--- Data to use ---

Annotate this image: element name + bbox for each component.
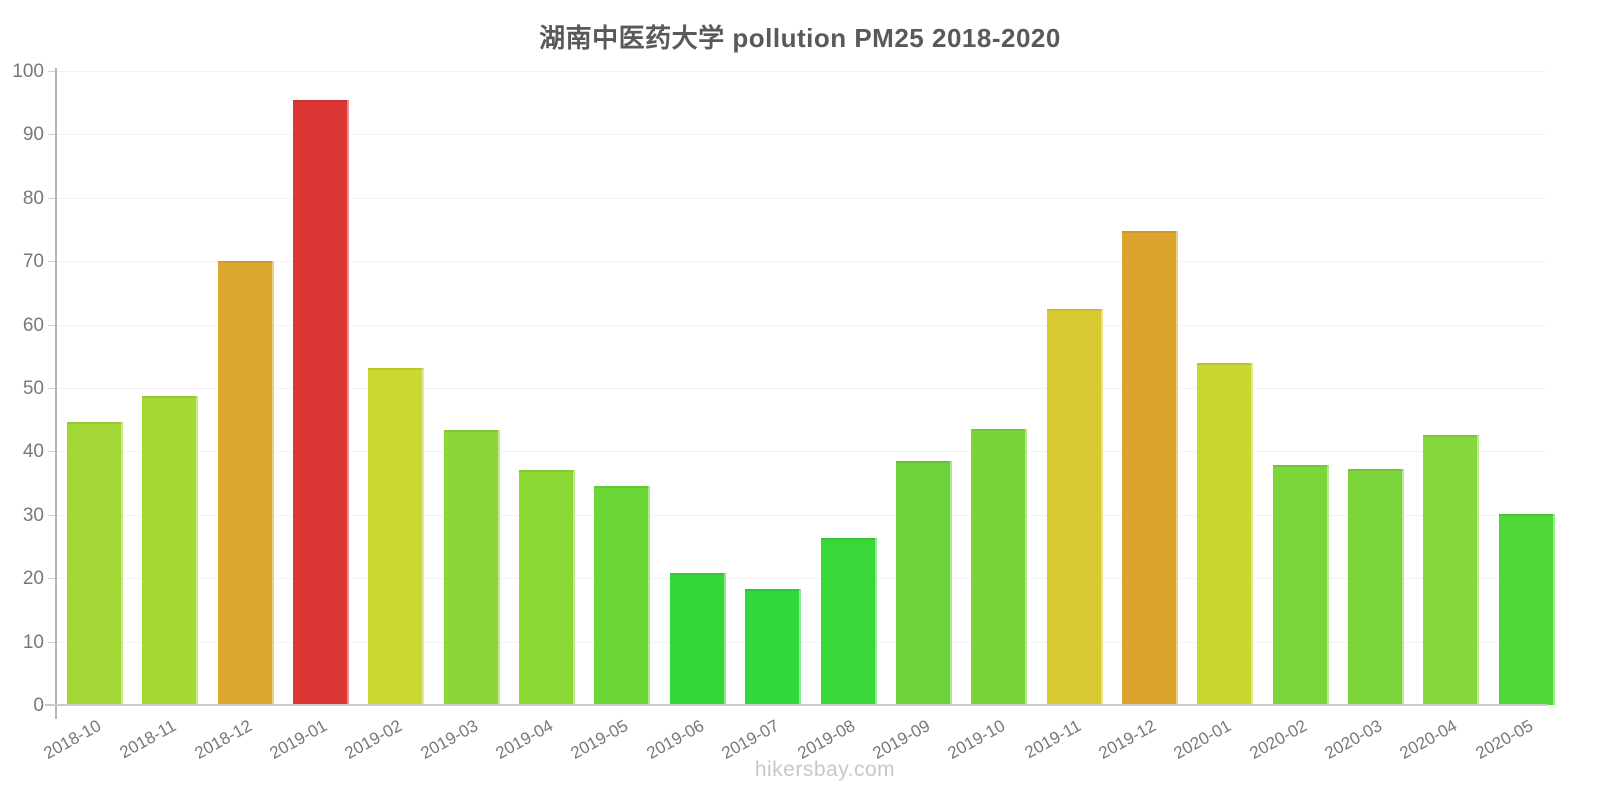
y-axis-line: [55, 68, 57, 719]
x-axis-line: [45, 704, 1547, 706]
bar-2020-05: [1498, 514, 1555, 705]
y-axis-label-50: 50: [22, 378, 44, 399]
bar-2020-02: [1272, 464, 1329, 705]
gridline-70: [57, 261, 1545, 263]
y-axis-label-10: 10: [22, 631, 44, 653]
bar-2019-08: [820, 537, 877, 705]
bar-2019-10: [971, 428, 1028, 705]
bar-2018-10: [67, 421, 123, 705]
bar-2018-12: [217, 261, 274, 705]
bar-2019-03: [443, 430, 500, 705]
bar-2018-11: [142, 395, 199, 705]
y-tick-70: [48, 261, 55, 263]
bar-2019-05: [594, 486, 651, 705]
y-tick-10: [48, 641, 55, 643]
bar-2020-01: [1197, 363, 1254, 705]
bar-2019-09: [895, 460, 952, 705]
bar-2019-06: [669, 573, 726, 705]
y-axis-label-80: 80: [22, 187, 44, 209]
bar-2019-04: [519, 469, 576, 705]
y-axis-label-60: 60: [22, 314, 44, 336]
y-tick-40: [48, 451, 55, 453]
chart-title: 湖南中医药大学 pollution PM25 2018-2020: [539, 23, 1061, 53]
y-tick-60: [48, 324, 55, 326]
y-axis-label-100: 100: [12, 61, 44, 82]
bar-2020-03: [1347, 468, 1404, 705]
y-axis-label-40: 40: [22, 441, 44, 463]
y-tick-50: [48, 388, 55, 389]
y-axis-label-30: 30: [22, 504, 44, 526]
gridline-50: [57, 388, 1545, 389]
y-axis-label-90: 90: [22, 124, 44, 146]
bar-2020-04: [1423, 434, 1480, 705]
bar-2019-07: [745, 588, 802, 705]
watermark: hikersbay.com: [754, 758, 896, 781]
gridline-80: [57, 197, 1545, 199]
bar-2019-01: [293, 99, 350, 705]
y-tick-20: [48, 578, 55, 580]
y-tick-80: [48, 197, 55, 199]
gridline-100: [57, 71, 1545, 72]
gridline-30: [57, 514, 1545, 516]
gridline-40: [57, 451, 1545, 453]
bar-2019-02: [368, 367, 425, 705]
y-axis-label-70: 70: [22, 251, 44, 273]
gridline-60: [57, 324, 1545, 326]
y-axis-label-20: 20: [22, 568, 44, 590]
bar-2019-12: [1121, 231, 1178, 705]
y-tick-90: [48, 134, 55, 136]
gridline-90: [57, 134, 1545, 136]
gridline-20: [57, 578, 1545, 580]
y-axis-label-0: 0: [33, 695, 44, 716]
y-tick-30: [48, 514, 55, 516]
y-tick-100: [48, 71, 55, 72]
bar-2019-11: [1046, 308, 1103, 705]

--- Request ---
Locate each line in the items above that contains the string "gridline" and copy those lines in full.

--- Answer to the problem ---
gridline-70: [57, 261, 1545, 263]
gridline-50: [57, 388, 1545, 389]
gridline-80: [57, 197, 1545, 199]
gridline-100: [57, 71, 1545, 72]
gridline-30: [57, 514, 1545, 516]
gridline-40: [57, 451, 1545, 453]
gridline-60: [57, 324, 1545, 326]
gridline-90: [57, 134, 1545, 136]
gridline-20: [57, 578, 1545, 580]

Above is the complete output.